**Short problem:**
List each line of the data that holds the string "grid".

**Exercise materials:**

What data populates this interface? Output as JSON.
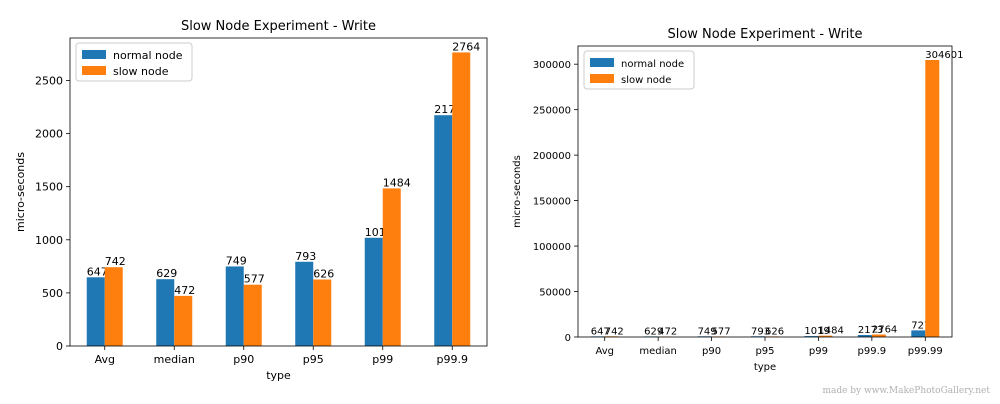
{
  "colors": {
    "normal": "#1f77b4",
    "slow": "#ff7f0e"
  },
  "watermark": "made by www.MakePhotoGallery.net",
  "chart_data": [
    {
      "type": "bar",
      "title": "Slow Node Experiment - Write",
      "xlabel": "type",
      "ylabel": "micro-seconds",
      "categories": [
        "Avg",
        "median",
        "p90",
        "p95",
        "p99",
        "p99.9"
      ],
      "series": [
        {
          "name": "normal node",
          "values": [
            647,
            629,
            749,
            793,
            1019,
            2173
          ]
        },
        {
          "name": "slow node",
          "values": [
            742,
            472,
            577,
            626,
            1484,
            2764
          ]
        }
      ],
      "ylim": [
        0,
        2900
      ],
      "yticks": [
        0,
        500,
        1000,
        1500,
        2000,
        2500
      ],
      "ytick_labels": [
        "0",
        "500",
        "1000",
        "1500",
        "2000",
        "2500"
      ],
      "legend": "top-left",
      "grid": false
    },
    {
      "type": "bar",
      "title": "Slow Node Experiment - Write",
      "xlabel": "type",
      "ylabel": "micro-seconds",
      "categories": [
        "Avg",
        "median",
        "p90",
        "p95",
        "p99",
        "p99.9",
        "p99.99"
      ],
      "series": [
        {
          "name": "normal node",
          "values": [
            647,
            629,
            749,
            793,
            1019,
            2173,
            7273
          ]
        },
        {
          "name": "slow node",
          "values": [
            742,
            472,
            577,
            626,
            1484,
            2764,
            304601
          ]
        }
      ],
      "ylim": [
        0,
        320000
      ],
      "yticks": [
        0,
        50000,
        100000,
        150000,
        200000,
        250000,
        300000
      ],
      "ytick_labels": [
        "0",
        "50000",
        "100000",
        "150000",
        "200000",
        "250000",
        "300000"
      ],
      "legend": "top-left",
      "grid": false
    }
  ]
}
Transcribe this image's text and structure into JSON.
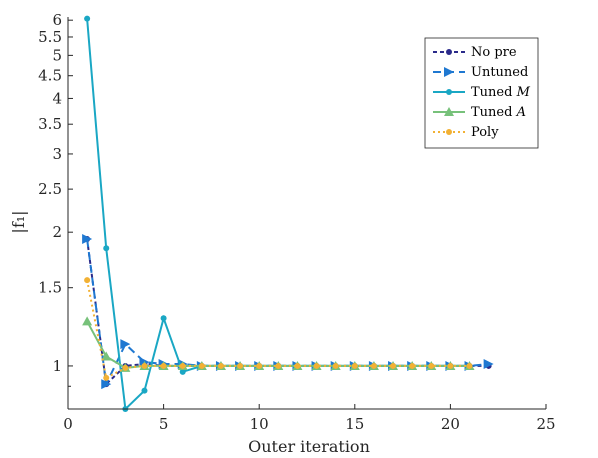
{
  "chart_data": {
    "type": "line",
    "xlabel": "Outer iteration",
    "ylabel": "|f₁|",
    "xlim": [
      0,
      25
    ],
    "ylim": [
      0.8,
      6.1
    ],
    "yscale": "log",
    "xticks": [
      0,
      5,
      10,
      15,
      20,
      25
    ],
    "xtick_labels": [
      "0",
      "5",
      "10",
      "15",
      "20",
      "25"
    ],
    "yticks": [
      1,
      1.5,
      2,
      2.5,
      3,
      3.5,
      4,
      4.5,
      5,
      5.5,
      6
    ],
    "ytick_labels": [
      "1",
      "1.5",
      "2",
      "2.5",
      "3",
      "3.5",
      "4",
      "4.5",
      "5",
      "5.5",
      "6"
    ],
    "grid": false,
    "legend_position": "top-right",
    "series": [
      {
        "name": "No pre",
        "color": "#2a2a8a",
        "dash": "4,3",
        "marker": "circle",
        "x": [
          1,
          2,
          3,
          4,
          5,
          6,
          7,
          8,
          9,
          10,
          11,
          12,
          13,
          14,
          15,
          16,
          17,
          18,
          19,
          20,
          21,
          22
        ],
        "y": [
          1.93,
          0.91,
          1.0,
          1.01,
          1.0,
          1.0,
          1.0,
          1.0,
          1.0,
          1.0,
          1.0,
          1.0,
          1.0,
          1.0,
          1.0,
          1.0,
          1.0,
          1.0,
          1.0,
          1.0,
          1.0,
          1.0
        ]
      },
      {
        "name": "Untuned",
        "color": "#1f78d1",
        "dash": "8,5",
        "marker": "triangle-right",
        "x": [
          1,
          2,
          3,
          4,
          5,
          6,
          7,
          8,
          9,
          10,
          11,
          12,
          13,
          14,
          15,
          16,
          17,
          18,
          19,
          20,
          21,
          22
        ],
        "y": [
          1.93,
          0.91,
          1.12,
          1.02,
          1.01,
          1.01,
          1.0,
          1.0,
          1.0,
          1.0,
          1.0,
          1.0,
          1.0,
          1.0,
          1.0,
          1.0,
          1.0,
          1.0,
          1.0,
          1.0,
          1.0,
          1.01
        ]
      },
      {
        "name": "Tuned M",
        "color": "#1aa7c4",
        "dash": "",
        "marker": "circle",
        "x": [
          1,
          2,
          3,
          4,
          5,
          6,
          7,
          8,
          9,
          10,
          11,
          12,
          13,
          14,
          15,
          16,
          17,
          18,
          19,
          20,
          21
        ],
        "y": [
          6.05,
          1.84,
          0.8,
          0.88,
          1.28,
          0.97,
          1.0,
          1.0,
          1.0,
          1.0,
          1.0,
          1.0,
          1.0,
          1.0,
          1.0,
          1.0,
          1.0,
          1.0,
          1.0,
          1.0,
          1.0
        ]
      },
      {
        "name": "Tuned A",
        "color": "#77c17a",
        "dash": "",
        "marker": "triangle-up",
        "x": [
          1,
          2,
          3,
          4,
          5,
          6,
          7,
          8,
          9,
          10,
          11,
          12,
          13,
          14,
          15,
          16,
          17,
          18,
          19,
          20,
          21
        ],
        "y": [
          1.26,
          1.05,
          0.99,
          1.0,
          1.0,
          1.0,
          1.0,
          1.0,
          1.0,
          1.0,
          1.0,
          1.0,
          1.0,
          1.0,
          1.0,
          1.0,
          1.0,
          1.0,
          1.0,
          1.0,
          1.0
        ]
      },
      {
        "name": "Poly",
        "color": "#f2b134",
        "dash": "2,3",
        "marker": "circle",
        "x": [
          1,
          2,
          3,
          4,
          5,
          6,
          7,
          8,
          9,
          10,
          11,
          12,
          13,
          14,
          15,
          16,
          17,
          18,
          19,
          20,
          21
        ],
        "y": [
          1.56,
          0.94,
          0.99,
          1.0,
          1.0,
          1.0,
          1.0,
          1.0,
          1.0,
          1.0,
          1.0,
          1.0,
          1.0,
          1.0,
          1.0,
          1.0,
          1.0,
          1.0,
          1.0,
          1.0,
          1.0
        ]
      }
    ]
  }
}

==

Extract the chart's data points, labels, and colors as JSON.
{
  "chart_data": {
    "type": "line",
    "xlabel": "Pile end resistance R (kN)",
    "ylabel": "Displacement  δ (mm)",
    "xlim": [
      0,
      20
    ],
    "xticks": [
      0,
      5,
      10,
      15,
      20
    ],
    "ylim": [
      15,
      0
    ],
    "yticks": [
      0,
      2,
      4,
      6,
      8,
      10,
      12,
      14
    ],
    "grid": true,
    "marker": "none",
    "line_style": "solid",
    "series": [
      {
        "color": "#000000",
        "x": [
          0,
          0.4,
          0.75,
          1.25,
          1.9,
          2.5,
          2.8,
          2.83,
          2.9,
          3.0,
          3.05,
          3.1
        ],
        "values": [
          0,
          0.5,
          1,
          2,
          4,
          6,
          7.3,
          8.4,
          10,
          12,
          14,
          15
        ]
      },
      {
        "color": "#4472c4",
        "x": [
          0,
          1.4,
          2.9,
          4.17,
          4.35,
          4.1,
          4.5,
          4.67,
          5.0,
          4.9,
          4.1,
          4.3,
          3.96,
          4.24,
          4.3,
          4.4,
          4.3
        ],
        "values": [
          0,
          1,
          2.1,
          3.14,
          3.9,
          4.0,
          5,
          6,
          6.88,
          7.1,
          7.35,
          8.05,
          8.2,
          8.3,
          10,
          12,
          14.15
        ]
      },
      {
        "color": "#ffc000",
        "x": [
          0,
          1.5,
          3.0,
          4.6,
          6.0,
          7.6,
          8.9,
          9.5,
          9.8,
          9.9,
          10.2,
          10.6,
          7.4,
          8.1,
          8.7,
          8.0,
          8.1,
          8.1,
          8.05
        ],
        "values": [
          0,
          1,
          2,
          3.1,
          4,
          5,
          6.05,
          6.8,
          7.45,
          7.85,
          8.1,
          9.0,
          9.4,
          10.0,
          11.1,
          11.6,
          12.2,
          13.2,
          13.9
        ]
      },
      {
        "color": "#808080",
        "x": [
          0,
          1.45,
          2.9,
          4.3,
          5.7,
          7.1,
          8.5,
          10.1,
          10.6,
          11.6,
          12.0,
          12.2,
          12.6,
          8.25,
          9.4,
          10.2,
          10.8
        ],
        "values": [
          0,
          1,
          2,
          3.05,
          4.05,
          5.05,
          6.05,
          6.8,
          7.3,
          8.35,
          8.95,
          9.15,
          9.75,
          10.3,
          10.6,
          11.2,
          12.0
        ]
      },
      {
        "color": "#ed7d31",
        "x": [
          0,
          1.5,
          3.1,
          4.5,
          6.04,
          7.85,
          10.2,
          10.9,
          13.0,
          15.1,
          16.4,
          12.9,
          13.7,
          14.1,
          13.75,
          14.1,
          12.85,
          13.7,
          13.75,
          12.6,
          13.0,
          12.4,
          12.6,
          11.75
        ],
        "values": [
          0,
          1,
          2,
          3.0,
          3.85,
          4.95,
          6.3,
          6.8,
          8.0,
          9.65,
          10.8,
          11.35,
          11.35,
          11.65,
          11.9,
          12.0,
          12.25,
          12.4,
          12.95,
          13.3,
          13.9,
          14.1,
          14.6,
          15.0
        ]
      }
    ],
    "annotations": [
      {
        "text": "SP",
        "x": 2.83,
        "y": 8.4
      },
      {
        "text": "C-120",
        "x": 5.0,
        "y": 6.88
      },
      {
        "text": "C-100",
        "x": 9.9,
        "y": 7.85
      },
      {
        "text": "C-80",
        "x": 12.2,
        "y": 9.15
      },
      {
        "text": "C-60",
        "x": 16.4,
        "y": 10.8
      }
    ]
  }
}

**Response to this task:**
      "grid": false
      "grid": false
    "grid": false,
    "grid": true,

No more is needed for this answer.